## [What is expected]
Show all lines of the listing that hold the word "density".

——

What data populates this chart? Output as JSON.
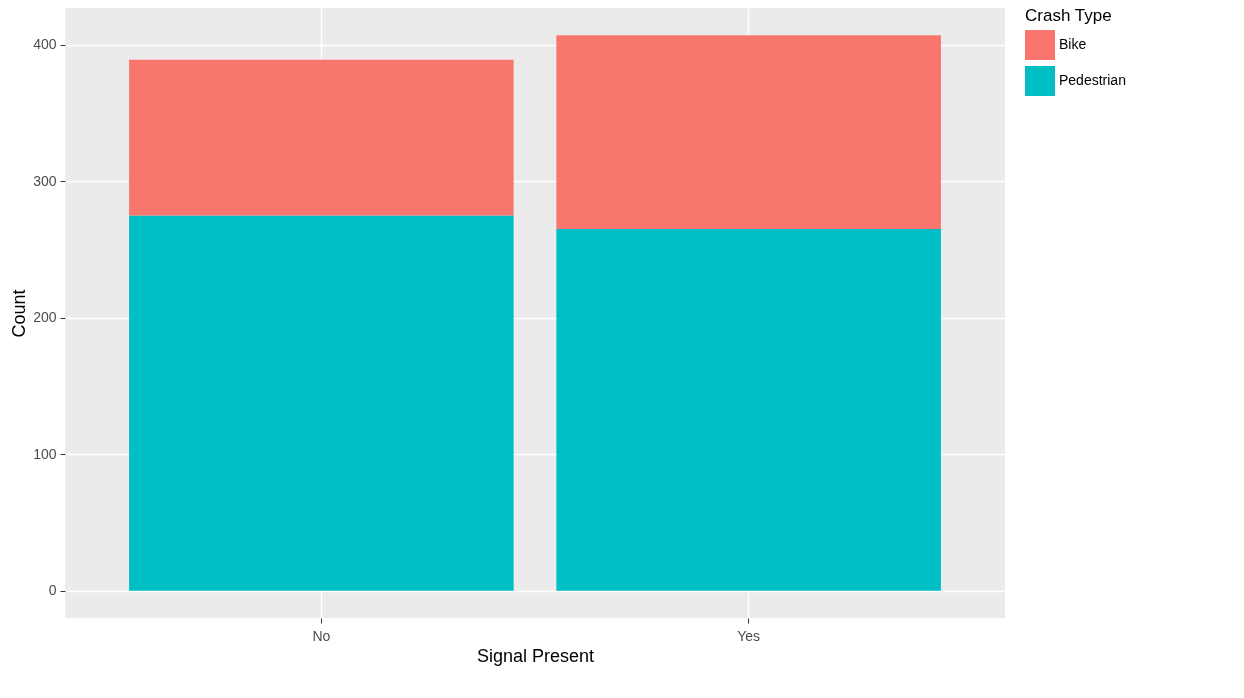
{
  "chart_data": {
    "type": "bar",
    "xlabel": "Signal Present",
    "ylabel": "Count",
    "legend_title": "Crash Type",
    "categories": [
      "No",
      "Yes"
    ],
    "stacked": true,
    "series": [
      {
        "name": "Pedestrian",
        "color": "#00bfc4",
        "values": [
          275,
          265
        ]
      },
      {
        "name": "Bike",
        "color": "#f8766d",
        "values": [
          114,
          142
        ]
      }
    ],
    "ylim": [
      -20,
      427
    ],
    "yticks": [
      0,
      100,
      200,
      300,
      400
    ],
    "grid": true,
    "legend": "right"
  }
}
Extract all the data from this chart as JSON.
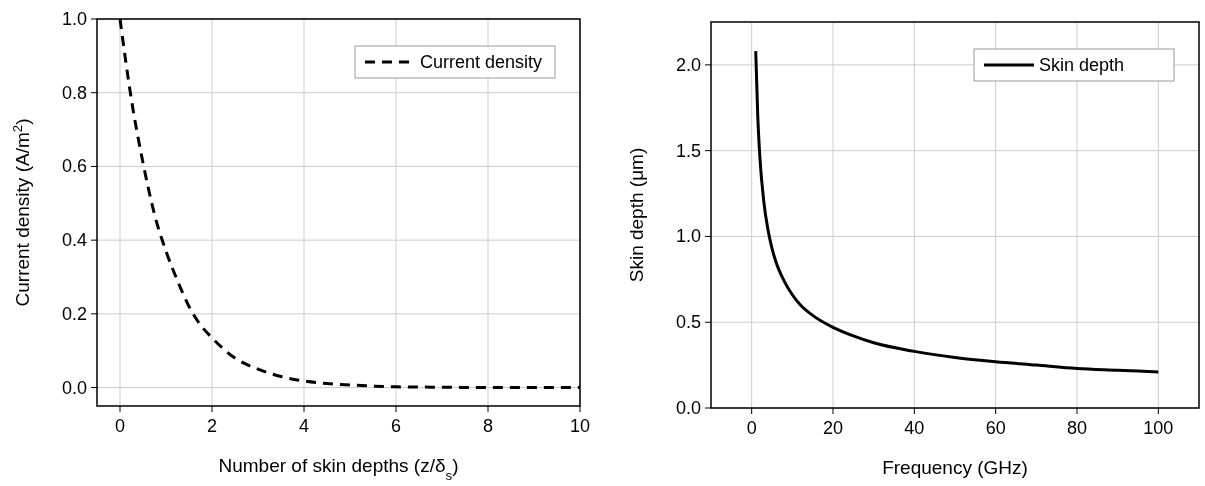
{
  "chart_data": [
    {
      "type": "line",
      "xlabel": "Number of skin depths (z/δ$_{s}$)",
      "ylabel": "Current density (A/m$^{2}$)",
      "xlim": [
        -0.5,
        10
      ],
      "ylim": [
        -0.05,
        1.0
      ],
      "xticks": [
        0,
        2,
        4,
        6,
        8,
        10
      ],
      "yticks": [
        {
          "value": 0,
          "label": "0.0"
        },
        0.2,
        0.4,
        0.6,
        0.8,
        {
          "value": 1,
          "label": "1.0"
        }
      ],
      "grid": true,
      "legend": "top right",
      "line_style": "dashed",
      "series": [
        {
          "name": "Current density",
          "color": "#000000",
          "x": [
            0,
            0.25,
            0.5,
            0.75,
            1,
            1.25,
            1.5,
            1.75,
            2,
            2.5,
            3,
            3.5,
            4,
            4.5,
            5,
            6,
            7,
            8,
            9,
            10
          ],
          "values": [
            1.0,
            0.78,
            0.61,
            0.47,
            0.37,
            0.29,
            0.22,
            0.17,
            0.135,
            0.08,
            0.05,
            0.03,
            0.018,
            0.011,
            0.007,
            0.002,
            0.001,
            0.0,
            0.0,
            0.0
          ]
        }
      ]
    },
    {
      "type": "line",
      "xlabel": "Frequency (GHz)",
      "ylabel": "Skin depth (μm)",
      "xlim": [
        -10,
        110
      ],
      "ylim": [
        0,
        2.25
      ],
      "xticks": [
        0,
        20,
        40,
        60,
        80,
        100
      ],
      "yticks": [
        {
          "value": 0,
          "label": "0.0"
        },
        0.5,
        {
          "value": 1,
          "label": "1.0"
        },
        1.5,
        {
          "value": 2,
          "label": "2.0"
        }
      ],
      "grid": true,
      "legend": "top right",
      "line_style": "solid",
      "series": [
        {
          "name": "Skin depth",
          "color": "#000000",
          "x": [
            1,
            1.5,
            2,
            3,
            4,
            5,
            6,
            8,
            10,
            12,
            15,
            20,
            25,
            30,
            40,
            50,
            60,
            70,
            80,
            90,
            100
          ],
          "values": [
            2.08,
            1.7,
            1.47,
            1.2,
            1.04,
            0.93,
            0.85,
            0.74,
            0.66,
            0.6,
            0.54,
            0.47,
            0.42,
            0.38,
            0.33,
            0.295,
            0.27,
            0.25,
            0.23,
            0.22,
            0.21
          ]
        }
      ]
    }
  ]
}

——

## [Problem solution]
      "ylabel": "Current density (A/m$^{2}$)",
          "name": "Current density",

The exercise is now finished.